_Try it_
Transcribe the entries exactly as given and skip whatever images they hold.

- Opening Delimiter -

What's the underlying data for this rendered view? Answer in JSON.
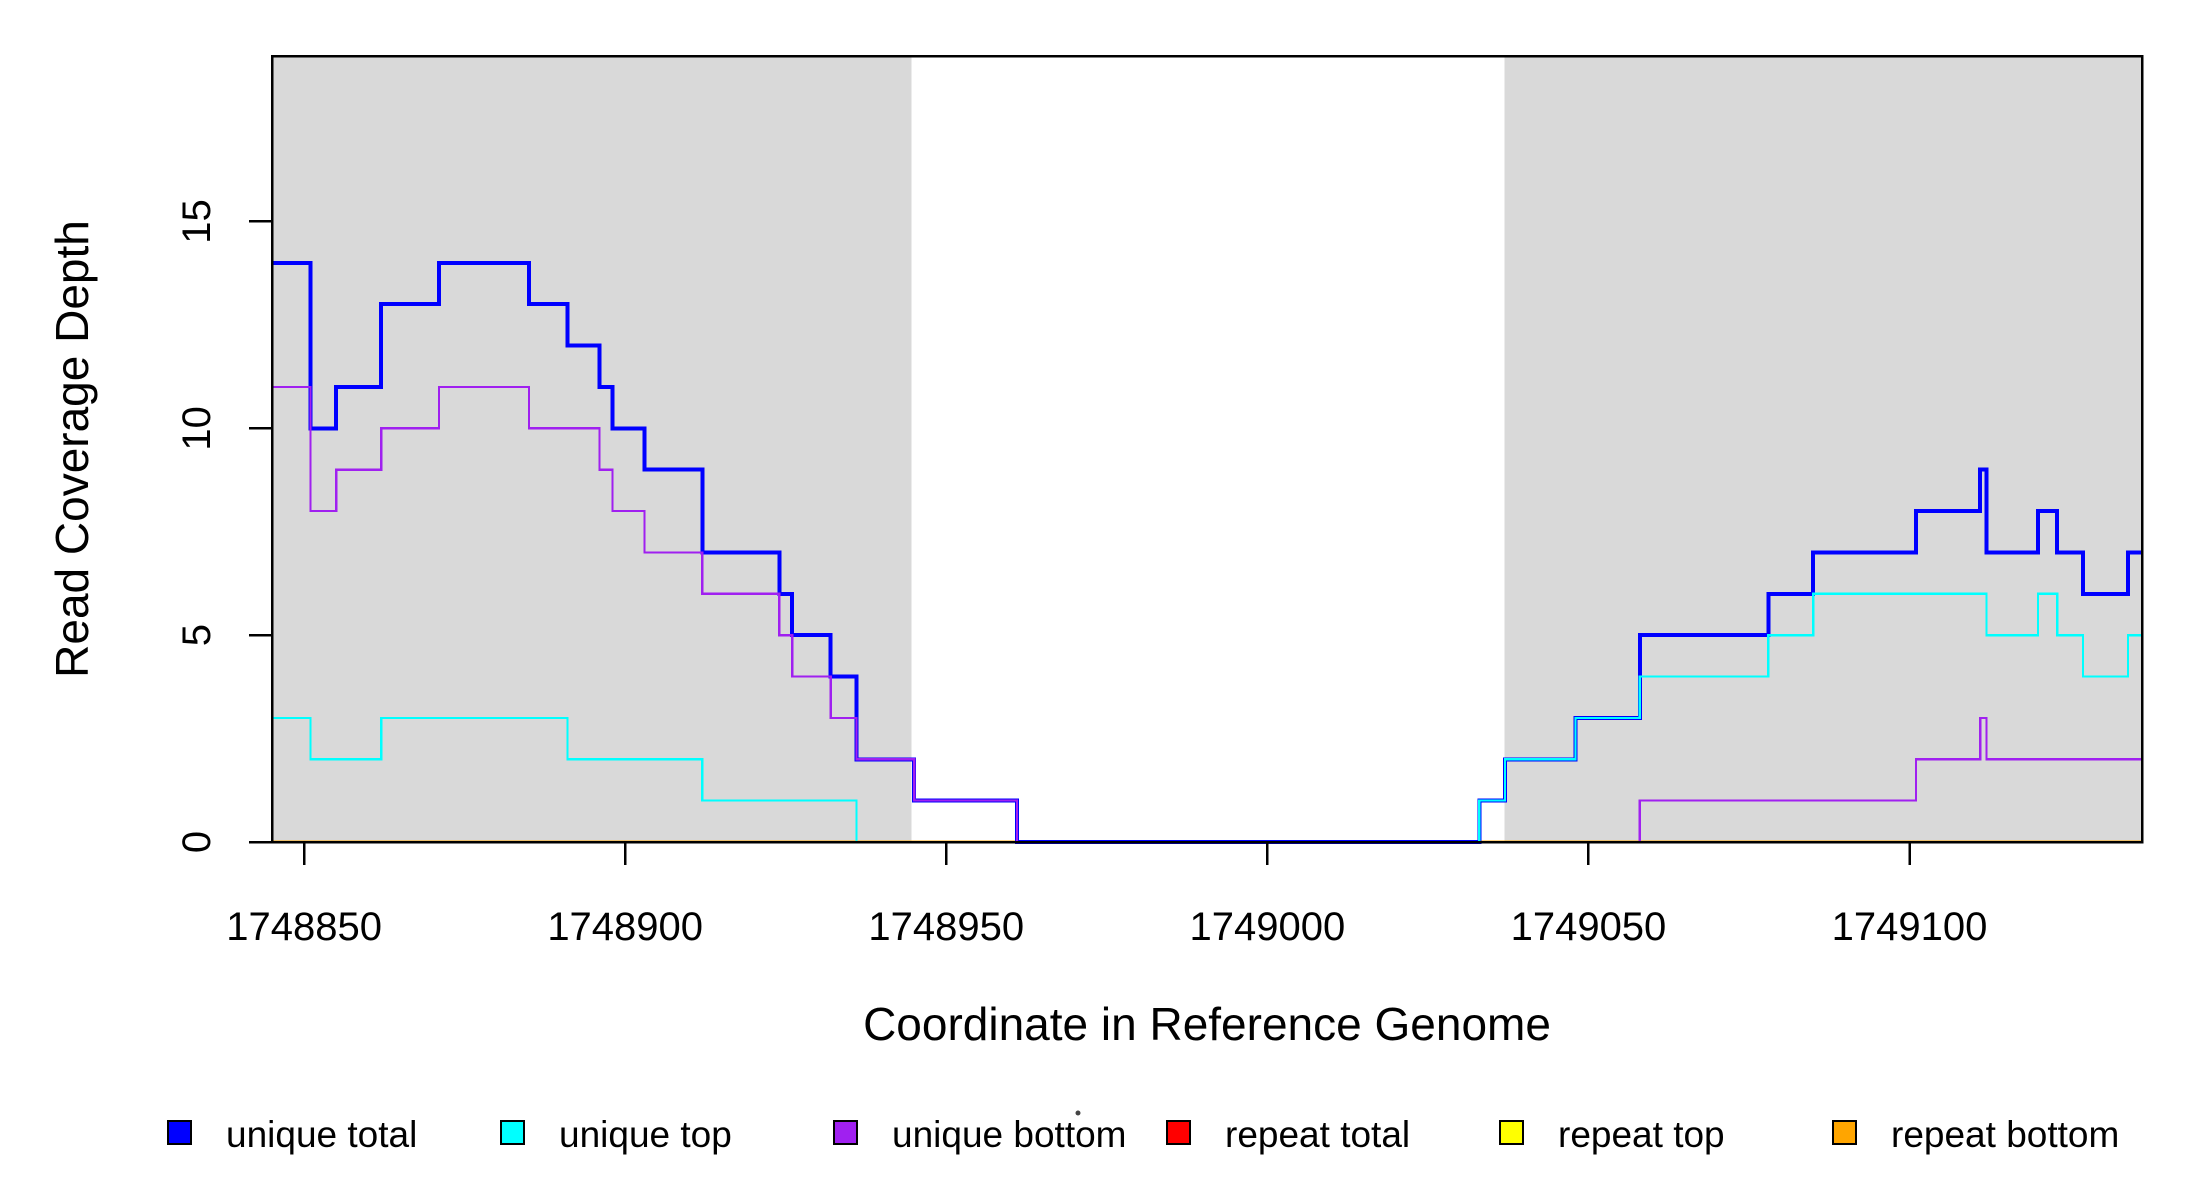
{
  "chart_data": {
    "type": "line",
    "subtype": "step-coverage-plot",
    "title": "",
    "xlabel": "Coordinate in Reference Genome",
    "ylabel": "Read Coverage Depth",
    "x_range": [
      1748845,
      1749136.2
    ],
    "y_range": [
      0,
      19
    ],
    "x_ticks": [
      1748850,
      1748900,
      1748950,
      1749000,
      1749050,
      1749100
    ],
    "x_tick_labels": [
      "1748850",
      "1748900",
      "1748950",
      "1749000",
      "1749050",
      "1749100"
    ],
    "y_ticks": [
      0,
      5,
      10,
      15
    ],
    "y_tick_labels": [
      "0",
      "5",
      "10",
      "15"
    ],
    "grid": false,
    "legend_position": "bottom",
    "shade_color": "#d9d9d9",
    "shaded_regions": [
      [
        1748845,
        1748944.6
      ],
      [
        1749036.9,
        1749136.2
      ]
    ],
    "series": [
      {
        "name": "repeat total",
        "color": "#ff0000",
        "width": 2.2,
        "steps": [
          [
            1748845,
            0
          ]
        ]
      },
      {
        "name": "repeat top",
        "color": "#ffff00",
        "width": 2.2,
        "steps": [
          [
            1748845,
            0
          ]
        ]
      },
      {
        "name": "repeat bottom",
        "color": "#ffa500",
        "width": 3,
        "steps": [
          [
            1748845,
            0
          ]
        ]
      },
      {
        "name": "unique total",
        "color": "#0000ff",
        "width": 4,
        "steps": [
          [
            1748845,
            14
          ],
          [
            1748851,
            10
          ],
          [
            1748855,
            11
          ],
          [
            1748862,
            13
          ],
          [
            1748871,
            14
          ],
          [
            1748885,
            13
          ],
          [
            1748891,
            12
          ],
          [
            1748896,
            11
          ],
          [
            1748898,
            10
          ],
          [
            1748903,
            9
          ],
          [
            1748912,
            7
          ],
          [
            1748924,
            6
          ],
          [
            1748926,
            5
          ],
          [
            1748932,
            4
          ],
          [
            1748936,
            2
          ],
          [
            1748945,
            1
          ],
          [
            1748961,
            0
          ],
          [
            1749033,
            1
          ],
          [
            1749037,
            2
          ],
          [
            1749048,
            3
          ],
          [
            1749058,
            5
          ],
          [
            1749078,
            6
          ],
          [
            1749085,
            7
          ],
          [
            1749101,
            8
          ],
          [
            1749111,
            9
          ],
          [
            1749112,
            7
          ],
          [
            1749120,
            8
          ],
          [
            1749123,
            7
          ],
          [
            1749127,
            6
          ],
          [
            1749134,
            7
          ]
        ]
      },
      {
        "name": "unique top",
        "color": "#00ffff",
        "width": 2.2,
        "steps": [
          [
            1748845,
            3
          ],
          [
            1748851,
            2
          ],
          [
            1748862,
            3
          ],
          [
            1748891,
            2
          ],
          [
            1748912,
            1
          ],
          [
            1748936,
            0
          ],
          [
            1749033,
            1
          ],
          [
            1749037,
            2
          ],
          [
            1749048,
            3
          ],
          [
            1749058,
            4
          ],
          [
            1749078,
            5
          ],
          [
            1749085,
            6
          ],
          [
            1749112,
            5
          ],
          [
            1749120,
            6
          ],
          [
            1749123,
            5
          ],
          [
            1749127,
            4
          ],
          [
            1749134,
            5
          ]
        ]
      },
      {
        "name": "unique bottom",
        "color": "#a020f0",
        "width": 2.2,
        "steps": [
          [
            1748845,
            11
          ],
          [
            1748851,
            8
          ],
          [
            1748855,
            9
          ],
          [
            1748862,
            10
          ],
          [
            1748871,
            11
          ],
          [
            1748885,
            10
          ],
          [
            1748896,
            9
          ],
          [
            1748898,
            8
          ],
          [
            1748903,
            7
          ],
          [
            1748912,
            6
          ],
          [
            1748924,
            5
          ],
          [
            1748926,
            4
          ],
          [
            1748932,
            3
          ],
          [
            1748936,
            2
          ],
          [
            1748945,
            1
          ],
          [
            1748961,
            0
          ],
          [
            1749058,
            1
          ],
          [
            1749101,
            2
          ],
          [
            1749111,
            3
          ],
          [
            1749112,
            2
          ]
        ]
      }
    ],
    "legend": [
      {
        "label": "unique total",
        "color": "#0000ff"
      },
      {
        "label": "unique top",
        "color": "#00ffff"
      },
      {
        "label": "unique bottom",
        "color": "#a020f0"
      },
      {
        "label": "repeat total",
        "color": "#ff0000"
      },
      {
        "label": "repeat top",
        "color": "#ffff00"
      },
      {
        "label": "repeat bottom",
        "color": "#ffa500"
      }
    ]
  }
}
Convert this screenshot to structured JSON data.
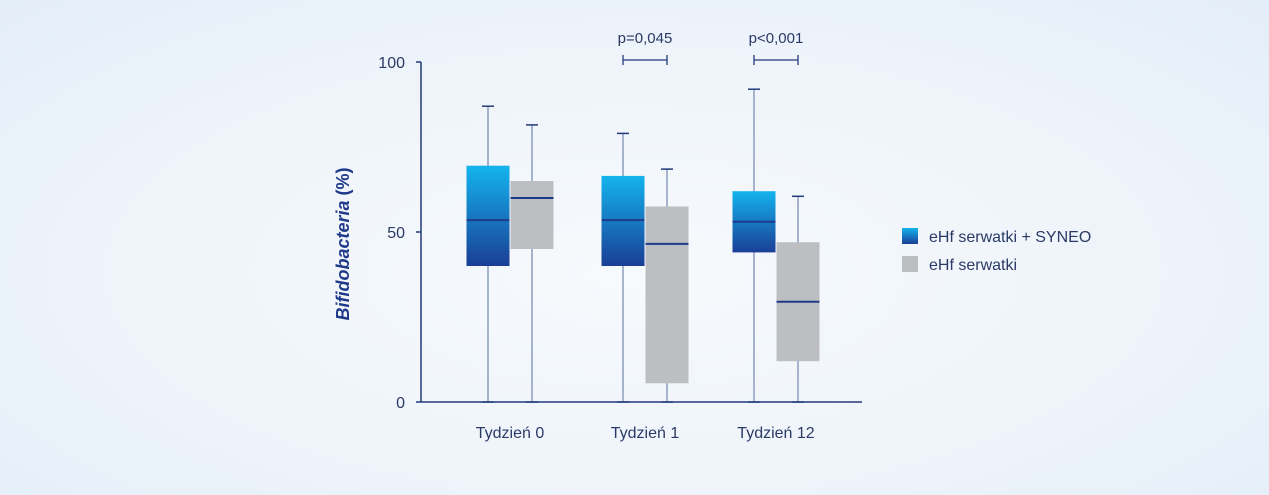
{
  "chart_data": {
    "type": "boxplot",
    "ylabel_italic": "Bifidobacteria",
    "ylabel_suffix": " (%)",
    "ylim": [
      0,
      100
    ],
    "yticks": [
      0,
      50,
      100
    ],
    "categories": [
      "Tydzień 0",
      "Tydzień 1",
      "Tydzień 12"
    ],
    "series": [
      {
        "name": "eHf serwatki + SYNEO",
        "color_top": "#14b4ee",
        "color_bottom": "#1a3e96",
        "boxes": [
          {
            "min": 0,
            "q1": 40,
            "median": 53.5,
            "q3": 69.5,
            "max": 87
          },
          {
            "min": 0,
            "q1": 40,
            "median": 53.5,
            "q3": 66.5,
            "max": 79
          },
          {
            "min": 0,
            "q1": 44,
            "median": 53,
            "q3": 62,
            "max": 92
          }
        ]
      },
      {
        "name": "eHf serwatki",
        "color": "#bdbec2",
        "boxes": [
          {
            "min": 0,
            "q1": 45,
            "median": 60,
            "q3": 65,
            "max": 81.5
          },
          {
            "min": 0,
            "q1": 5.5,
            "median": 46.5,
            "q3": 57.5,
            "max": 68.5
          },
          {
            "min": 0,
            "q1": 12,
            "median": 29.5,
            "q3": 47,
            "max": 60.5
          }
        ]
      }
    ],
    "significance": [
      {
        "category_index": 1,
        "label": "p=0,045"
      },
      {
        "category_index": 2,
        "label": "p<0,001"
      }
    ],
    "legend_position": "right",
    "grid": false
  }
}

- Closing Delimiter -

_Task answer_
What's the underlying data for this rendered view? Answer in JSON.
{
  "chart_data": {
    "type": "line",
    "subtype": "step-coverage-plot",
    "title": "",
    "xlabel": "Coordinate in Reference Genome",
    "ylabel": "Read Coverage Depth",
    "x_range": [
      1748845,
      1749136.2
    ],
    "y_range": [
      0,
      19
    ],
    "x_ticks": [
      1748850,
      1748900,
      1748950,
      1749000,
      1749050,
      1749100
    ],
    "x_tick_labels": [
      "1748850",
      "1748900",
      "1748950",
      "1749000",
      "1749050",
      "1749100"
    ],
    "y_ticks": [
      0,
      5,
      10,
      15
    ],
    "y_tick_labels": [
      "0",
      "5",
      "10",
      "15"
    ],
    "grid": false,
    "legend_position": "bottom",
    "shade_color": "#d9d9d9",
    "shaded_regions": [
      [
        1748845,
        1748944.6
      ],
      [
        1749036.9,
        1749136.2
      ]
    ],
    "series": [
      {
        "name": "repeat total",
        "color": "#ff0000",
        "width": 2.2,
        "steps": [
          [
            1748845,
            0
          ]
        ]
      },
      {
        "name": "repeat top",
        "color": "#ffff00",
        "width": 2.2,
        "steps": [
          [
            1748845,
            0
          ]
        ]
      },
      {
        "name": "repeat bottom",
        "color": "#ffa500",
        "width": 3,
        "steps": [
          [
            1748845,
            0
          ]
        ]
      },
      {
        "name": "unique total",
        "color": "#0000ff",
        "width": 4,
        "steps": [
          [
            1748845,
            14
          ],
          [
            1748851,
            10
          ],
          [
            1748855,
            11
          ],
          [
            1748862,
            13
          ],
          [
            1748871,
            14
          ],
          [
            1748885,
            13
          ],
          [
            1748891,
            12
          ],
          [
            1748896,
            11
          ],
          [
            1748898,
            10
          ],
          [
            1748903,
            9
          ],
          [
            1748912,
            7
          ],
          [
            1748924,
            6
          ],
          [
            1748926,
            5
          ],
          [
            1748932,
            4
          ],
          [
            1748936,
            2
          ],
          [
            1748945,
            1
          ],
          [
            1748961,
            0
          ],
          [
            1749033,
            1
          ],
          [
            1749037,
            2
          ],
          [
            1749048,
            3
          ],
          [
            1749058,
            5
          ],
          [
            1749078,
            6
          ],
          [
            1749085,
            7
          ],
          [
            1749101,
            8
          ],
          [
            1749111,
            9
          ],
          [
            1749112,
            7
          ],
          [
            1749120,
            8
          ],
          [
            1749123,
            7
          ],
          [
            1749127,
            6
          ],
          [
            1749134,
            7
          ]
        ]
      },
      {
        "name": "unique top",
        "color": "#00ffff",
        "width": 2.2,
        "steps": [
          [
            1748845,
            3
          ],
          [
            1748851,
            2
          ],
          [
            1748862,
            3
          ],
          [
            1748891,
            2
          ],
          [
            1748912,
            1
          ],
          [
            1748936,
            0
          ],
          [
            1749033,
            1
          ],
          [
            1749037,
            2
          ],
          [
            1749048,
            3
          ],
          [
            1749058,
            4
          ],
          [
            1749078,
            5
          ],
          [
            1749085,
            6
          ],
          [
            1749112,
            5
          ],
          [
            1749120,
            6
          ],
          [
            1749123,
            5
          ],
          [
            1749127,
            4
          ],
          [
            1749134,
            5
          ]
        ]
      },
      {
        "name": "unique bottom",
        "color": "#a020f0",
        "width": 2.2,
        "steps": [
          [
            1748845,
            11
          ],
          [
            1748851,
            8
          ],
          [
            1748855,
            9
          ],
          [
            1748862,
            10
          ],
          [
            1748871,
            11
          ],
          [
            1748885,
            10
          ],
          [
            1748896,
            9
          ],
          [
            1748898,
            8
          ],
          [
            1748903,
            7
          ],
          [
            1748912,
            6
          ],
          [
            1748924,
            5
          ],
          [
            1748926,
            4
          ],
          [
            1748932,
            3
          ],
          [
            1748936,
            2
          ],
          [
            1748945,
            1
          ],
          [
            1748961,
            0
          ],
          [
            1749058,
            1
          ],
          [
            1749101,
            2
          ],
          [
            1749111,
            3
          ],
          [
            1749112,
            2
          ]
        ]
      }
    ],
    "legend": [
      {
        "label": "unique total",
        "color": "#0000ff"
      },
      {
        "label": "unique top",
        "color": "#00ffff"
      },
      {
        "label": "unique bottom",
        "color": "#a020f0"
      },
      {
        "label": "repeat total",
        "color": "#ff0000"
      },
      {
        "label": "repeat top",
        "color": "#ffff00"
      },
      {
        "label": "repeat bottom",
        "color": "#ffa500"
      }
    ]
  }
}
Convert this screenshot to structured JSON data.
{
  "chart_data": {
    "type": "boxplot",
    "ylabel_italic": "Bifidobacteria",
    "ylabel_suffix": " (%)",
    "ylim": [
      0,
      100
    ],
    "yticks": [
      0,
      50,
      100
    ],
    "categories": [
      "Tydzień 0",
      "Tydzień 1",
      "Tydzień 12"
    ],
    "series": [
      {
        "name": "eHf serwatki + SYNEO",
        "color_top": "#14b4ee",
        "color_bottom": "#1a3e96",
        "boxes": [
          {
            "min": 0,
            "q1": 40,
            "median": 53.5,
            "q3": 69.5,
            "max": 87
          },
          {
            "min": 0,
            "q1": 40,
            "median": 53.5,
            "q3": 66.5,
            "max": 79
          },
          {
            "min": 0,
            "q1": 44,
            "median": 53,
            "q3": 62,
            "max": 92
          }
        ]
      },
      {
        "name": "eHf serwatki",
        "color": "#bdbec2",
        "boxes": [
          {
            "min": 0,
            "q1": 45,
            "median": 60,
            "q3": 65,
            "max": 81.5
          },
          {
            "min": 0,
            "q1": 5.5,
            "median": 46.5,
            "q3": 57.5,
            "max": 68.5
          },
          {
            "min": 0,
            "q1": 12,
            "median": 29.5,
            "q3": 47,
            "max": 60.5
          }
        ]
      }
    ],
    "significance": [
      {
        "category_index": 1,
        "label": "p=0,045"
      },
      {
        "category_index": 2,
        "label": "p<0,001"
      }
    ],
    "legend_position": "right",
    "grid": false
  }
}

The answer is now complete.